- **What you will do**
Output all lines exactly, with nothing added or dropped.

Items from a data source:
──────────

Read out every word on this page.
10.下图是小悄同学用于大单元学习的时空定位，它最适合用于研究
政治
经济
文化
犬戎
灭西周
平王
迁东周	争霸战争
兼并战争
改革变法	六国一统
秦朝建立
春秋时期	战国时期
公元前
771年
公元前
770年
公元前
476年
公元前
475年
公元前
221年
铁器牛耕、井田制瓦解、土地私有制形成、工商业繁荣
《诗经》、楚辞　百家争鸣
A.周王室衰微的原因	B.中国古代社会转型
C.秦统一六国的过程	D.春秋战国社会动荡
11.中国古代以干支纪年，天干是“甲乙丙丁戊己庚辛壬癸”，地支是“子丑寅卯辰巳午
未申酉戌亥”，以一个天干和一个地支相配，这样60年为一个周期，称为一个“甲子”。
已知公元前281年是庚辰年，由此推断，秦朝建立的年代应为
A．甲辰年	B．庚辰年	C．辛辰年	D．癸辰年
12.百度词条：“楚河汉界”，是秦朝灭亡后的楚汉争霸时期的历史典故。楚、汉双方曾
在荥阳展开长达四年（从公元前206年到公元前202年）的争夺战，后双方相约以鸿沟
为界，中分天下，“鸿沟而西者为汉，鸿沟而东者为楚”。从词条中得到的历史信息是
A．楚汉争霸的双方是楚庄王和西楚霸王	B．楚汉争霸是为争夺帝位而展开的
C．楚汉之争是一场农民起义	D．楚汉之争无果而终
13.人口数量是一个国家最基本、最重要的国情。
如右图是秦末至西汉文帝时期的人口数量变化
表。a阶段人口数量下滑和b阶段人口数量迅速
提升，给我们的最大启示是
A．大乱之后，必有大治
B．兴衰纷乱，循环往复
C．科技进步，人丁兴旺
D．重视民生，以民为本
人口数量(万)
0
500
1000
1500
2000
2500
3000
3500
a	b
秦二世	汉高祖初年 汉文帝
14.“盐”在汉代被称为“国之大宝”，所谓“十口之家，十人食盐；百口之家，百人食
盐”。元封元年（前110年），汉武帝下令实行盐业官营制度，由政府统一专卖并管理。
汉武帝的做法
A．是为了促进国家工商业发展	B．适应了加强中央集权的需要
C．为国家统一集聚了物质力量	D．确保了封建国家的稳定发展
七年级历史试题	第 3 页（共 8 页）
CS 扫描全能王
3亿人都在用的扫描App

──────────

- **Result below**
Read out every word on this page.
10.下图是小悄同学用于大单元学习的时空定位，它最适合用于研究
政治
经济
文化
犬戎
灭西周
平王
迁东周	争霸战争
兼并战争
改革变法	六国一统
秦朝建立
春秋时期	战国时期
公元前
771年
公元前
770年
公元前
476年
公元前
475年
公元前
221年
铁器牛耕、井田制瓦解、土地私有制形成、工商业繁荣
《诗经》、楚辞　百家争鸣
A.周王室衰微的原因	B.中国古代社会转型
C.秦统一六国的过程	D.春秋战国社会动荡
11.中国古代以干支纪年，天干是“甲乙丙丁戊己庚辛壬癸”，地支是“子丑寅卯辰巳午
未申酉戌亥”，以一个天干和一个地支相配，这样60年为一个周期，称为一个“甲子”。
已知公元前281年是庚辰年，由此推断，秦朝建立的年代应为
A．甲辰年	B．庚辰年	C．辛辰年	D．癸辰年
12.百度词条：“楚河汉界”，是秦朝灭亡后的楚汉争霸时期的历史典故。楚、汉双方曾
在荥阳展开长达四年（从公元前206年到公元前202年）的争夺战，后双方相约以鸿沟
为界，中分天下，“鸿沟而西者为汉，鸿沟而东者为楚”。从词条中得到的历史信息是
A．楚汉争霸的双方是楚庄王和西楚霸王	B．楚汉争霸是为争夺帝位而展开的
C．楚汉之争是一场农民起义	D．楚汉之争无果而终
13.人口数量是一个国家最基本、最重要的国情。
如右图是秦末至西汉文帝时期的人口数量变化
表。a阶段人口数量下滑和b阶段人口数量迅速
提升，给我们的最大启示是
A．大乱之后，必有大治
B．兴衰纷乱，循环往复
C．科技进步，人丁兴旺
D．重视民生，以民为本
人口数量(万)
0
500
1000
1500
2000
2500
3000
3500
a	b
秦二世	汉高祖初年 汉文帝
14.“盐”在汉代被称为“国之大宝”，所谓“十口之家，十人食盐；百口之家，百人食
盐”。元封元年（前110年），汉武帝下令实行盐业官营制度，由政府统一专卖并管理。
汉武帝的做法
A．是为了促进国家工商业发展	B．适应了加强中央集权的需要
C．为国家统一集聚了物质力量	D．确保了封建国家的稳定发展
七年级历史试题	第 3 页（共 8 页）
CS 扫描全能王
3亿人都在用的扫描App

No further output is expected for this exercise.